_Data excerpts:_
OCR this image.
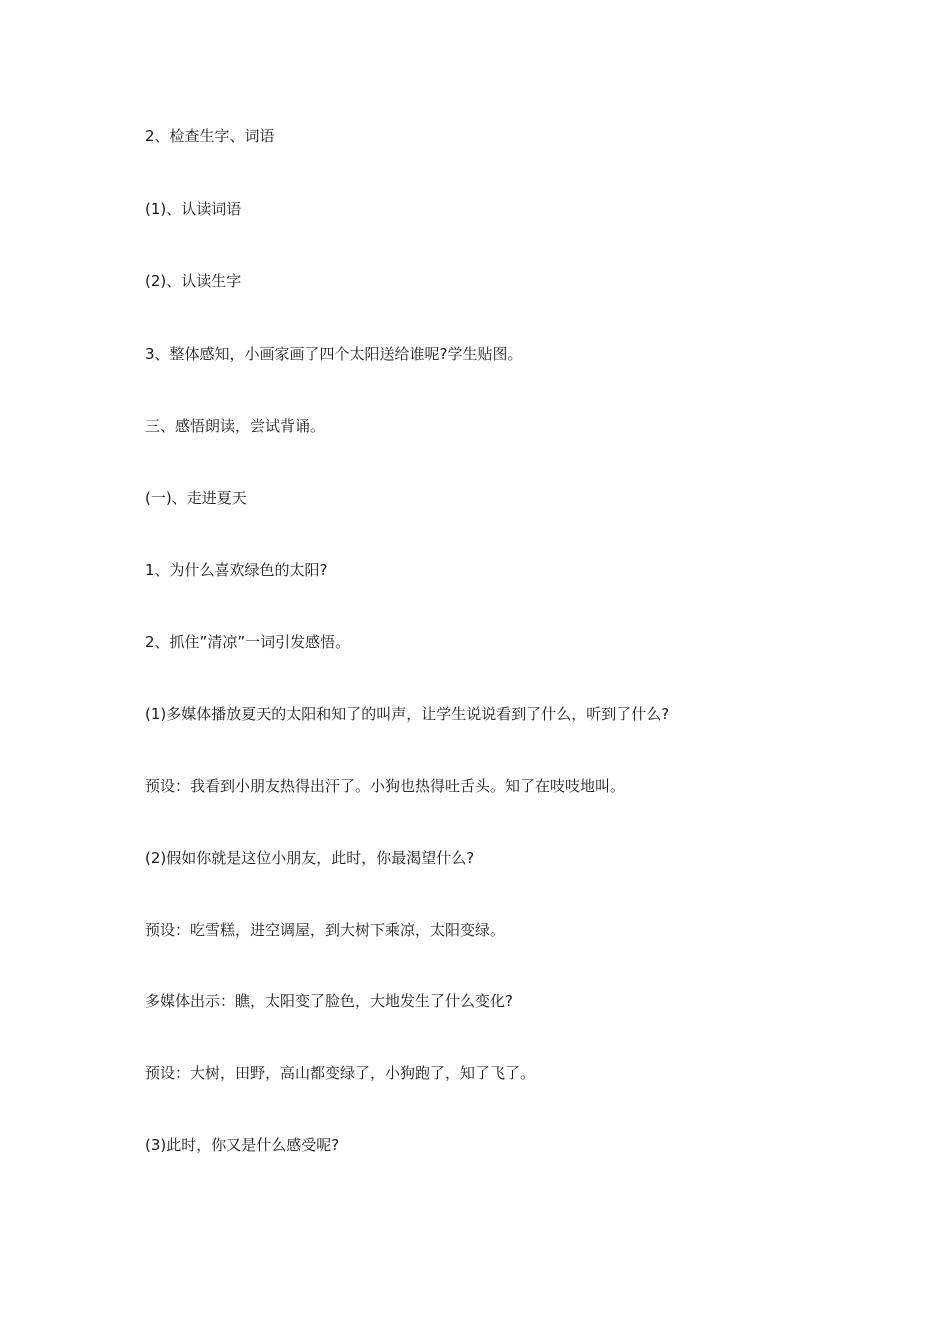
2、检查生字、词语
(1)、认读词语
(2)、认读生字
3、整体感知，小画家画了四个太阳送给谁呢?学生贴图。
三、感悟朗读，尝试背诵。
(一)、走进夏天
1、为什么喜欢绿色的太阳?
2、抓住”清凉”一词引发感悟。
(1)多媒体播放夏天的太阳和知了的叫声，让学生说说看到了什么，听到了什么?
预设：我看到小朋友热得出汗了。小狗也热得吐舌头。知了在吱吱地叫。
(2)假如你就是这位小朋友，此时，你最渴望什么?
预设：吃雪糕，进空调屋，到大树下乘凉，太阳变绿。
多媒体出示：瞧，太阳变了脸色，大地发生了什么变化?
预设：大树，田野，高山都变绿了，小狗跑了，知了飞了。
(3)此时，你又是什么感受呢?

_The exercise:_ Copy all of the entries verbatim, leaving out any pictures they contain.

_Result of the task:_
OCR this image.
2、检查生字、词语
(1)、认读词语
(2)、认读生字
3、整体感知，小画家画了四个太阳送给谁呢?学生贴图。
三、感悟朗读，尝试背诵。
(一)、走进夏天
1、为什么喜欢绿色的太阳?
2、抓住”清凉”一词引发感悟。
(1)多媒体播放夏天的太阳和知了的叫声，让学生说说看到了什么，听到了什么?
预设：我看到小朋友热得出汗了。小狗也热得吐舌头。知了在吱吱地叫。
(2)假如你就是这位小朋友，此时，你最渴望什么?
预设：吃雪糕，进空调屋，到大树下乘凉，太阳变绿。
多媒体出示：瞧，太阳变了脸色，大地发生了什么变化?
预设：大树，田野，高山都变绿了，小狗跑了，知了飞了。
(3)此时，你又是什么感受呢?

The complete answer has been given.